• Exercise details: Make an exact copy of the lines below.
╔══
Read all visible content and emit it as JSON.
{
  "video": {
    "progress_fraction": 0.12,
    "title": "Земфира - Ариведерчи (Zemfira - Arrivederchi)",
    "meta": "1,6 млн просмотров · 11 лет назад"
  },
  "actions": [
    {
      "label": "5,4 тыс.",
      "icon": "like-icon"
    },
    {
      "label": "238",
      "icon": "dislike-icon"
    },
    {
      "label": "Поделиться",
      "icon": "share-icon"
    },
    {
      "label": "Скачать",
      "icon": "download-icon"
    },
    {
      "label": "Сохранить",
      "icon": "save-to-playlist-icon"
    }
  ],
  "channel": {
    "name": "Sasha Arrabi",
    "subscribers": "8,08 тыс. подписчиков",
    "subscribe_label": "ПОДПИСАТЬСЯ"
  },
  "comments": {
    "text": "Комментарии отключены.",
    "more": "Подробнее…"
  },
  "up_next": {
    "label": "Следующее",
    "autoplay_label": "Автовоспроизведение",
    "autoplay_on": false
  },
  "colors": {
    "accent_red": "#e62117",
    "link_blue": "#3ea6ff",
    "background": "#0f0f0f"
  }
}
╚══
• Finished answer:
Read all visible content and emit it as JSON.
{
  "video": {
    "progress_fraction": 0.12,
    "title": "Земфира - Ариведерчи (Zemfira - Arrivederchi)",
    "meta": "1,6 млн просмотров · 11 лет назад"
  },
  "actions": [
    {
      "label": "5,4 тыс.",
      "icon": "like-icon"
    },
    {
      "label": "238",
      "icon": "dislike-icon"
    },
    {
      "label": "Поделиться",
      "icon": "share-icon"
    },
    {
      "label": "Скачать",
      "icon": "download-icon"
    },
    {
      "label": "Сохранить",
      "icon": "save-to-playlist-icon"
    }
  ],
  "channel": {
    "name": "Sasha Arrabi",
    "subscribers": "8,08 тыс. подписчиков",
    "subscribe_label": "ПОДПИСАТЬСЯ"
  },
  "comments": {
    "text": "Комментарии отключены.",
    "more": "Подробнее…"
  },
  "up_next": {
    "label": "Следующее",
    "autoplay_label": "Автовоспроизведение",
    "autoplay_on": false
  },
  "colors": {
    "accent_red": "#e62117",
    "link_blue": "#3ea6ff",
    "background": "#0f0f0f"
  }
}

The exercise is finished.